▶ _What is being asked_
Copy out the material below in full, but not its images.

▶ _Material_
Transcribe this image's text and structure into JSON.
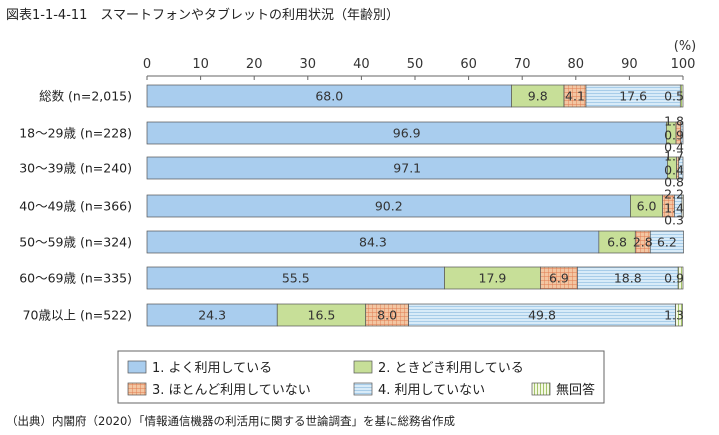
{
  "title": "図表1-1-4-11　スマートフォンやタブレットの利用状況（年齢別）",
  "source": "（出典）内閣府（2020）「情報通信機器の利活用に関する世論調査」を基に総務省作成",
  "chart_data": {
    "type": "bar",
    "orientation": "horizontal",
    "stacked": true,
    "unit": "(%)",
    "xlim": [
      0,
      100
    ],
    "x_ticks": [
      "0",
      "10",
      "20",
      "30",
      "40",
      "50",
      "60",
      "70",
      "80",
      "90",
      "100"
    ],
    "categories": [
      "総数 (n=2,015)",
      "18～29歳 (n=228)",
      "30～39歳 (n=240)",
      "40～49歳 (n=366)",
      "50～59歳 (n=324)",
      "60～69歳 (n=335)",
      "70歳以上 (n=522)"
    ],
    "series": [
      {
        "name": "1.  よく利用している",
        "color": "#a9cdee",
        "pattern": "none",
        "values": [
          68.0,
          96.9,
          97.1,
          90.2,
          84.3,
          55.5,
          24.3
        ],
        "labels": [
          "68.0",
          "96.9",
          "97.1",
          "90.2",
          "84.3",
          "55.5",
          "24.3"
        ]
      },
      {
        "name": "2.  ときどき利用している",
        "color": "#c7df98",
        "pattern": "none",
        "values": [
          9.8,
          1.8,
          1.7,
          6.0,
          6.8,
          17.9,
          16.5
        ],
        "labels": [
          "9.8",
          "1.8",
          "1.7",
          "6.0",
          "6.8",
          "17.9",
          "16.5"
        ]
      },
      {
        "name": "3.  ほとんど利用していない",
        "color": "#f2c4a0",
        "pattern": "grid",
        "values": [
          4.1,
          0.9,
          0.4,
          2.2,
          2.8,
          6.9,
          8.0
        ],
        "labels": [
          "4.1",
          "0.9",
          "0.4",
          "2.2",
          "2.8",
          "6.9",
          "8.0"
        ]
      },
      {
        "name": "4.  利用していない",
        "color": "#c6e0f4",
        "pattern": "hlines",
        "values": [
          17.6,
          0.4,
          0.8,
          1.4,
          6.2,
          18.8,
          49.8
        ],
        "labels": [
          "17.6",
          "0.4",
          "0.8",
          "1.4",
          "6.2",
          "18.8",
          "49.8"
        ]
      },
      {
        "name": "無回答",
        "color": "#e3eec2",
        "pattern": "vlines",
        "values": [
          0.5,
          0.0,
          0.0,
          0.3,
          0.0,
          0.9,
          1.3
        ],
        "labels": [
          "0.5",
          "",
          "",
          "0.3",
          "",
          "0.9",
          "1.3"
        ]
      }
    ],
    "legend_position": "bottom"
  }
}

▶ _Solution to this problem_
Transcribe this image's text and structure into JSON.
{
  "title": "図表1-1-4-11　スマートフォンやタブレットの利用状況（年齢別）",
  "source": "（出典）内閣府（2020）「情報通信機器の利活用に関する世論調査」を基に総務省作成",
  "chart_data": {
    "type": "bar",
    "orientation": "horizontal",
    "stacked": true,
    "unit": "(%)",
    "xlim": [
      0,
      100
    ],
    "x_ticks": [
      "0",
      "10",
      "20",
      "30",
      "40",
      "50",
      "60",
      "70",
      "80",
      "90",
      "100"
    ],
    "categories": [
      "総数 (n=2,015)",
      "18～29歳 (n=228)",
      "30～39歳 (n=240)",
      "40～49歳 (n=366)",
      "50～59歳 (n=324)",
      "60～69歳 (n=335)",
      "70歳以上 (n=522)"
    ],
    "series": [
      {
        "name": "1.  よく利用している",
        "color": "#a9cdee",
        "pattern": "none",
        "values": [
          68.0,
          96.9,
          97.1,
          90.2,
          84.3,
          55.5,
          24.3
        ],
        "labels": [
          "68.0",
          "96.9",
          "97.1",
          "90.2",
          "84.3",
          "55.5",
          "24.3"
        ]
      },
      {
        "name": "2.  ときどき利用している",
        "color": "#c7df98",
        "pattern": "none",
        "values": [
          9.8,
          1.8,
          1.7,
          6.0,
          6.8,
          17.9,
          16.5
        ],
        "labels": [
          "9.8",
          "1.8",
          "1.7",
          "6.0",
          "6.8",
          "17.9",
          "16.5"
        ]
      },
      {
        "name": "3.  ほとんど利用していない",
        "color": "#f2c4a0",
        "pattern": "grid",
        "values": [
          4.1,
          0.9,
          0.4,
          2.2,
          2.8,
          6.9,
          8.0
        ],
        "labels": [
          "4.1",
          "0.9",
          "0.4",
          "2.2",
          "2.8",
          "6.9",
          "8.0"
        ]
      },
      {
        "name": "4.  利用していない",
        "color": "#c6e0f4",
        "pattern": "hlines",
        "values": [
          17.6,
          0.4,
          0.8,
          1.4,
          6.2,
          18.8,
          49.8
        ],
        "labels": [
          "17.6",
          "0.4",
          "0.8",
          "1.4",
          "6.2",
          "18.8",
          "49.8"
        ]
      },
      {
        "name": "無回答",
        "color": "#e3eec2",
        "pattern": "vlines",
        "values": [
          0.5,
          0.0,
          0.0,
          0.3,
          0.0,
          0.9,
          1.3
        ],
        "labels": [
          "0.5",
          "",
          "",
          "0.3",
          "",
          "0.9",
          "1.3"
        ]
      }
    ],
    "legend_position": "bottom"
  }
}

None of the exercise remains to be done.